Extracted data entries
— Begin —

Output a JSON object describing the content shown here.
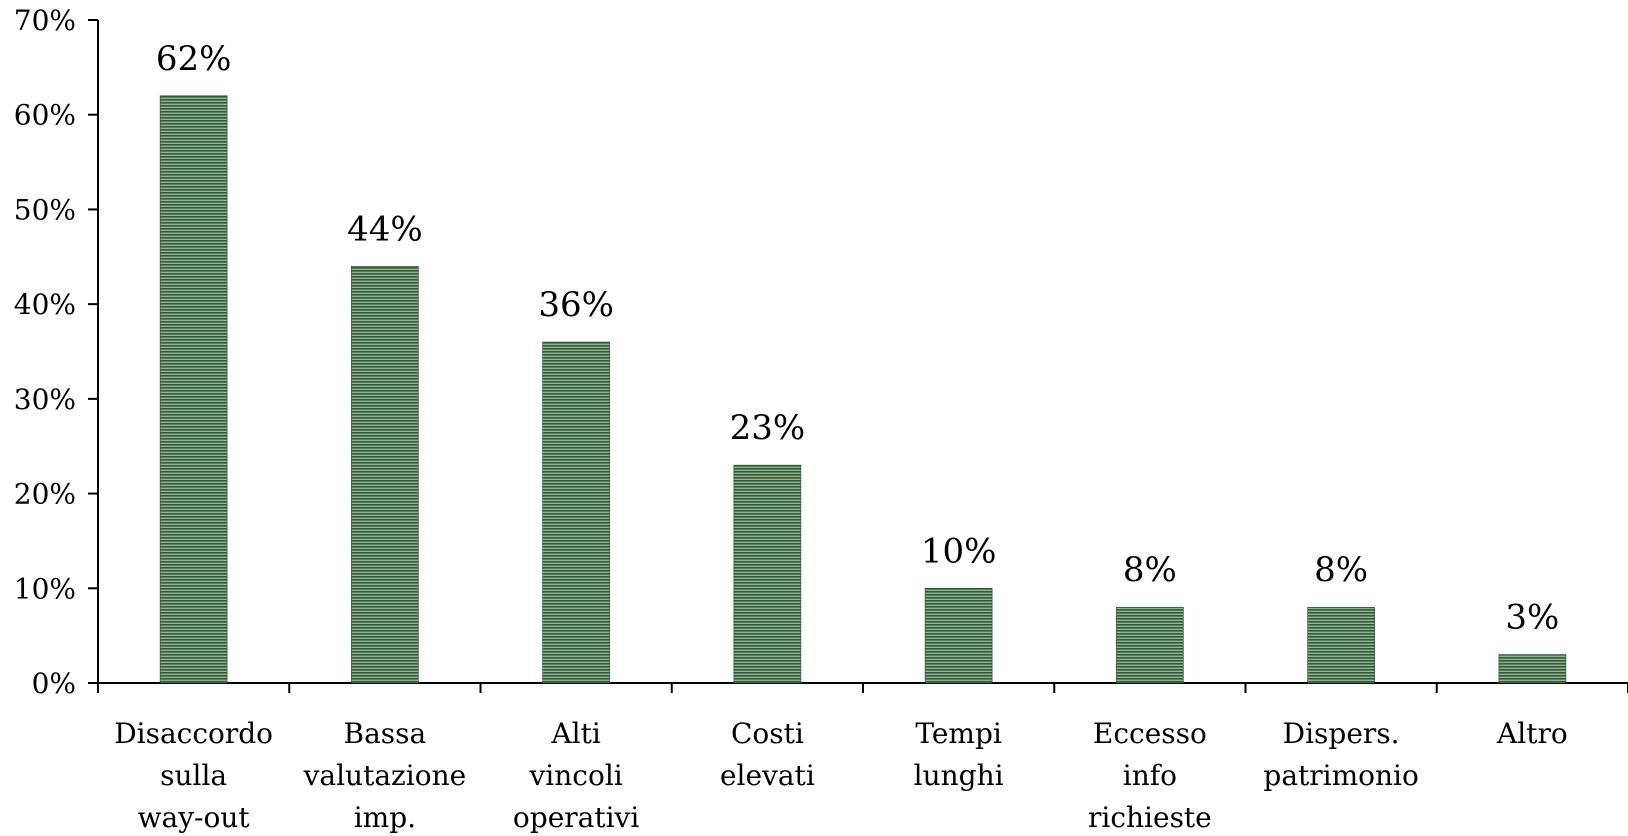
{
  "chart_data": {
    "type": "bar",
    "categories": [
      [
        "Disaccordo",
        "sulla",
        "way-out"
      ],
      [
        "Bassa",
        "valutazione",
        "imp."
      ],
      [
        "Alti",
        "vincoli",
        "operativi"
      ],
      [
        "Costi",
        "elevati"
      ],
      [
        "Tempi",
        "lunghi"
      ],
      [
        "Eccesso",
        "info",
        "richieste"
      ],
      [
        "Dispers.",
        "patrimonio"
      ],
      [
        "Altro"
      ]
    ],
    "values": [
      62,
      44,
      36,
      23,
      10,
      8,
      8,
      3
    ],
    "data_labels": [
      "62%",
      "44%",
      "36%",
      "23%",
      "10%",
      "8%",
      "8%",
      "3%"
    ],
    "y_ticks": [
      "0%",
      "10%",
      "20%",
      "30%",
      "40%",
      "50%",
      "60%",
      "70%"
    ],
    "ylim": [
      0,
      70
    ],
    "grid": false,
    "legend": "none",
    "colors": {
      "bar_dark": "#1f4a26",
      "bar_light": "#8fb08f",
      "axis": "#000000"
    }
  }
}
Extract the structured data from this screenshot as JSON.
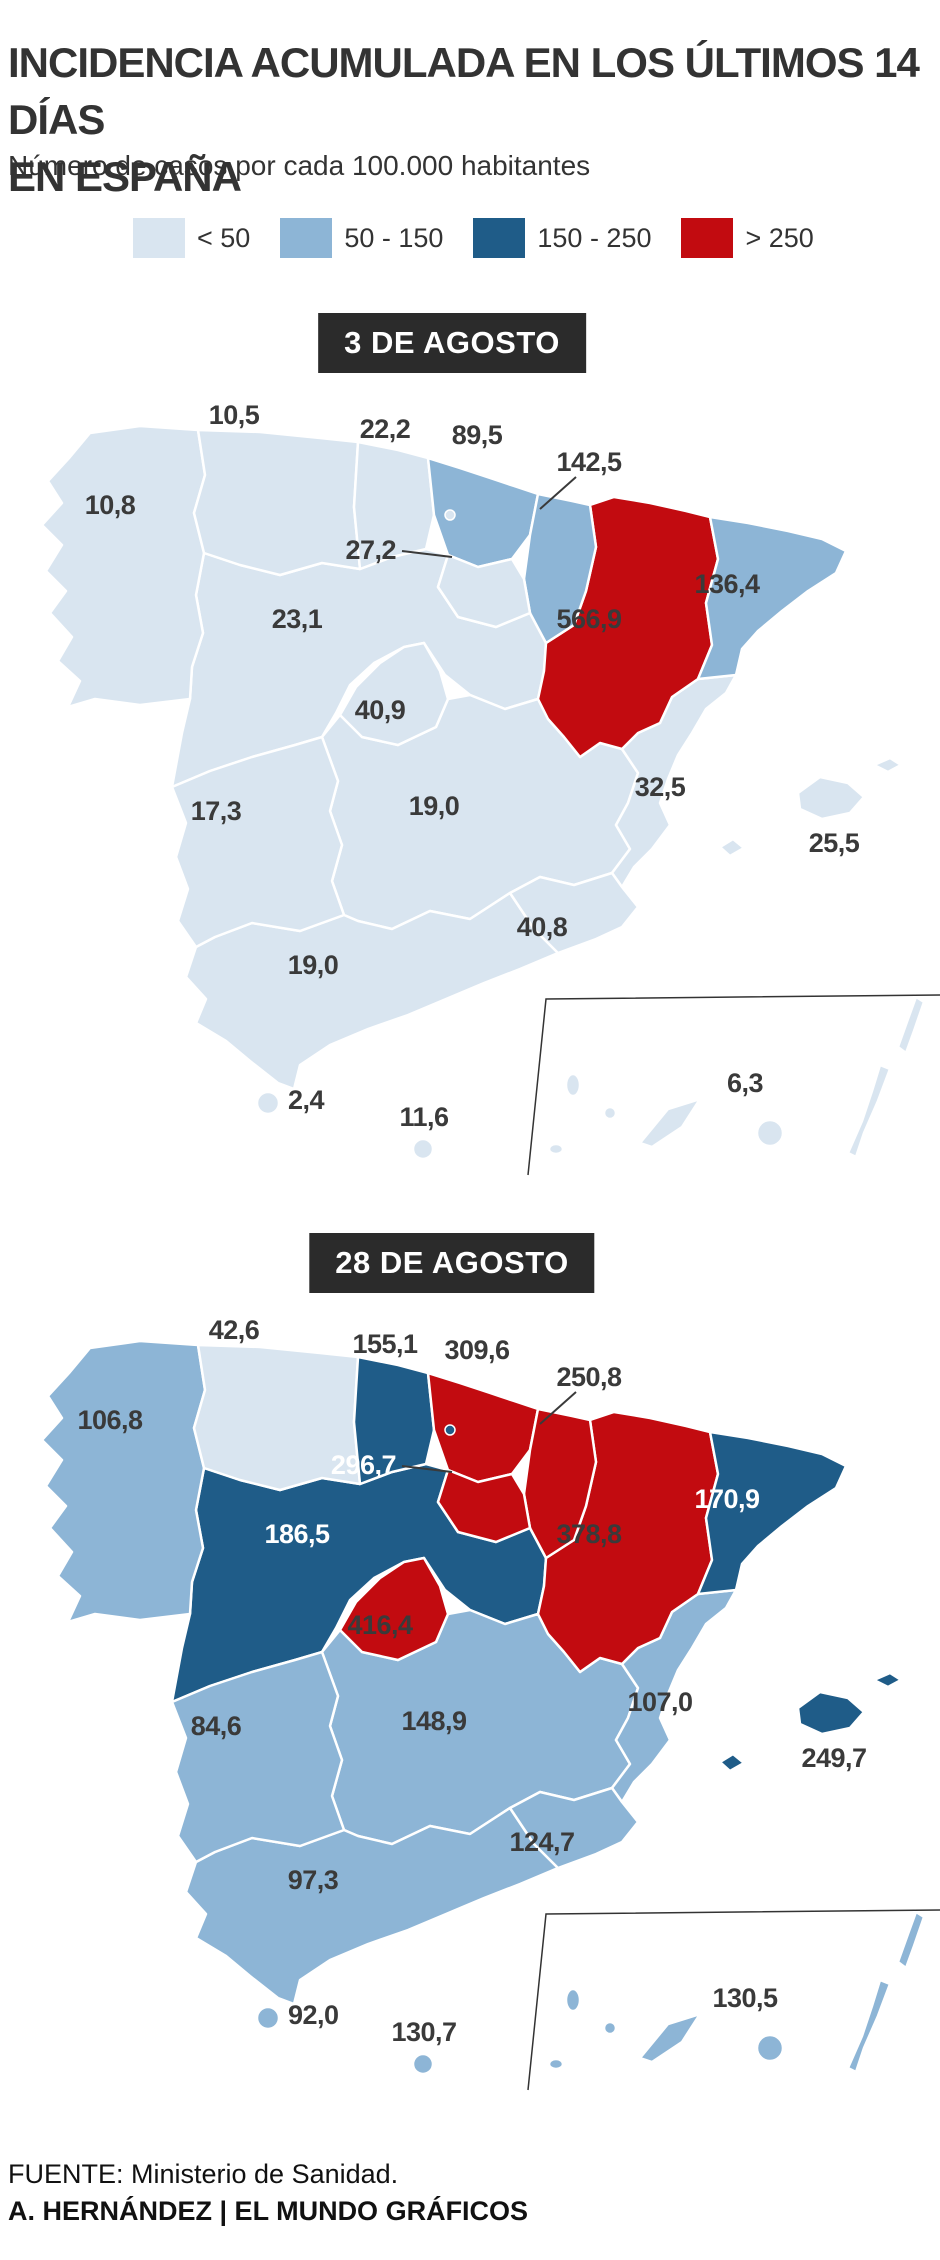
{
  "header": {
    "title_line1": "INCIDENCIA ACUMULADA EN LOS ÚLTIMOS 14 DÍAS",
    "title_line2": "EN ESPAÑA",
    "subtitle": "Número de casos por cada 100.000 habitantes"
  },
  "legend": [
    {
      "key": "lt50",
      "label": "< 50",
      "color": "#d9e5f0"
    },
    {
      "key": "b50_150",
      "label": "50 - 150",
      "color": "#8db5d6"
    },
    {
      "key": "b150_250",
      "label": "150 - 250",
      "color": "#1f5c88"
    },
    {
      "key": "gt250",
      "label": "> 250",
      "color": "#c20b10"
    }
  ],
  "maps": [
    {
      "key": "aug3",
      "badge": "3 DE AGOSTO",
      "white_labels": []
    },
    {
      "key": "aug28",
      "badge": "28 DE AGOSTO",
      "white_labels": [
        "cyl",
        "rioja",
        "cataluna"
      ]
    }
  ],
  "footer": {
    "source": "FUENTE: Ministerio de Sanidad.",
    "credit": "A. HERNÁNDEZ | EL MUNDO GRÁFICOS"
  },
  "colors": {
    "label_dark": "#3a3a3a",
    "label_white": "#ffffff",
    "border": "#ffffff",
    "inset_line": "#333333",
    "callout_line": "#3a3a3a",
    "badge_bg": "#2b2b2b"
  },
  "chart_data": {
    "type": "heatmap",
    "subtype": "choropleth-map-pair",
    "title": "INCIDENCIA ACUMULADA EN LOS ÚLTIMOS 14 DÍAS EN ESPAÑA",
    "unit": "Número de casos por cada 100.000 habitantes",
    "dates": [
      "3 DE AGOSTO",
      "28 DE AGOSTO"
    ],
    "bins": [
      "< 50",
      "50 - 150",
      "150 - 250",
      "> 250"
    ],
    "regions": [
      {
        "id": "galicia",
        "name": "Galicia",
        "values": {
          "aug3": "10,8",
          "aug28": "106,8"
        },
        "values_num": {
          "aug3": 10.8,
          "aug28": 106.8
        },
        "levels": {
          "aug3": "lt50",
          "aug28": "b50_150"
        }
      },
      {
        "id": "asturias",
        "name": "Asturias",
        "values": {
          "aug3": "10,5",
          "aug28": "42,6"
        },
        "values_num": {
          "aug3": 10.5,
          "aug28": 42.6
        },
        "levels": {
          "aug3": "lt50",
          "aug28": "lt50"
        }
      },
      {
        "id": "cantabria",
        "name": "Cantabria",
        "values": {
          "aug3": "22,2",
          "aug28": "155,1"
        },
        "values_num": {
          "aug3": 22.2,
          "aug28": 155.1
        },
        "levels": {
          "aug3": "lt50",
          "aug28": "b150_250"
        }
      },
      {
        "id": "pv",
        "name": "País Vasco",
        "values": {
          "aug3": "89,5",
          "aug28": "309,6"
        },
        "values_num": {
          "aug3": 89.5,
          "aug28": 309.6
        },
        "levels": {
          "aug3": "b50_150",
          "aug28": "gt250"
        }
      },
      {
        "id": "navarra",
        "name": "Navarra",
        "values": {
          "aug3": "142,5",
          "aug28": "250,8"
        },
        "values_num": {
          "aug3": 142.5,
          "aug28": 250.8
        },
        "levels": {
          "aug3": "b50_150",
          "aug28": "gt250"
        }
      },
      {
        "id": "rioja",
        "name": "La Rioja",
        "values": {
          "aug3": "27,2",
          "aug28": "296,7"
        },
        "values_num": {
          "aug3": 27.2,
          "aug28": 296.7
        },
        "levels": {
          "aug3": "lt50",
          "aug28": "gt250"
        }
      },
      {
        "id": "aragon",
        "name": "Aragón",
        "values": {
          "aug3": "566,9",
          "aug28": "378,8"
        },
        "values_num": {
          "aug3": 566.9,
          "aug28": 378.8
        },
        "levels": {
          "aug3": "gt250",
          "aug28": "gt250"
        }
      },
      {
        "id": "cataluna",
        "name": "Cataluña",
        "values": {
          "aug3": "136,4",
          "aug28": "170,9"
        },
        "values_num": {
          "aug3": 136.4,
          "aug28": 170.9
        },
        "levels": {
          "aug3": "b50_150",
          "aug28": "b150_250"
        }
      },
      {
        "id": "cyl",
        "name": "Castilla y León",
        "values": {
          "aug3": "23,1",
          "aug28": "186,5"
        },
        "values_num": {
          "aug3": 23.1,
          "aug28": 186.5
        },
        "levels": {
          "aug3": "lt50",
          "aug28": "b150_250"
        }
      },
      {
        "id": "madrid",
        "name": "Madrid",
        "values": {
          "aug3": "40,9",
          "aug28": "416,4"
        },
        "values_num": {
          "aug3": 40.9,
          "aug28": 416.4
        },
        "levels": {
          "aug3": "lt50",
          "aug28": "gt250"
        }
      },
      {
        "id": "ext",
        "name": "Extremadura",
        "values": {
          "aug3": "17,3",
          "aug28": "84,6"
        },
        "values_num": {
          "aug3": 17.3,
          "aug28": 84.6
        },
        "levels": {
          "aug3": "lt50",
          "aug28": "b50_150"
        }
      },
      {
        "id": "clm",
        "name": "Castilla-La Mancha",
        "values": {
          "aug3": "19,0",
          "aug28": "148,9"
        },
        "values_num": {
          "aug3": 19.0,
          "aug28": 148.9
        },
        "levels": {
          "aug3": "lt50",
          "aug28": "b50_150"
        }
      },
      {
        "id": "valencia",
        "name": "C. Valenciana",
        "values": {
          "aug3": "32,5",
          "aug28": "107,0"
        },
        "values_num": {
          "aug3": 32.5,
          "aug28": 107.0
        },
        "levels": {
          "aug3": "lt50",
          "aug28": "b50_150"
        }
      },
      {
        "id": "baleares",
        "name": "Baleares",
        "values": {
          "aug3": "25,5",
          "aug28": "249,7"
        },
        "values_num": {
          "aug3": 25.5,
          "aug28": 249.7
        },
        "levels": {
          "aug3": "lt50",
          "aug28": "b150_250"
        }
      },
      {
        "id": "murcia",
        "name": "Murcia",
        "values": {
          "aug3": "40,8",
          "aug28": "124,7"
        },
        "values_num": {
          "aug3": 40.8,
          "aug28": 124.7
        },
        "levels": {
          "aug3": "lt50",
          "aug28": "b50_150"
        }
      },
      {
        "id": "andalucia",
        "name": "Andalucía",
        "values": {
          "aug3": "19,0",
          "aug28": "97,3"
        },
        "values_num": {
          "aug3": 19.0,
          "aug28": 97.3
        },
        "levels": {
          "aug3": "lt50",
          "aug28": "b50_150"
        }
      },
      {
        "id": "ceuta",
        "name": "Ceuta",
        "values": {
          "aug3": "2,4",
          "aug28": "92,0"
        },
        "values_num": {
          "aug3": 2.4,
          "aug28": 92.0
        },
        "levels": {
          "aug3": "lt50",
          "aug28": "b50_150"
        }
      },
      {
        "id": "melilla",
        "name": "Melilla",
        "values": {
          "aug3": "11,6",
          "aug28": "130,7"
        },
        "values_num": {
          "aug3": 11.6,
          "aug28": 130.7
        },
        "levels": {
          "aug3": "lt50",
          "aug28": "b50_150"
        }
      },
      {
        "id": "canarias",
        "name": "Canarias",
        "values": {
          "aug3": "6,3",
          "aug28": "130,5"
        },
        "values_num": {
          "aug3": 6.3,
          "aug28": 130.5
        },
        "levels": {
          "aug3": "lt50",
          "aug28": "b50_150"
        }
      }
    ]
  }
}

— End —

* THE EXERCISE: From the entries above, collect every line with the string "DÍAS" in it.

* CORRECT OUTPUT:
    "title_line1": "INCIDENCIA ACUMULADA EN LOS ÚLTIMOS 14 DÍAS",
    "title": "INCIDENCIA ACUMULADA EN LOS ÚLTIMOS 14 DÍAS EN ESPAÑA",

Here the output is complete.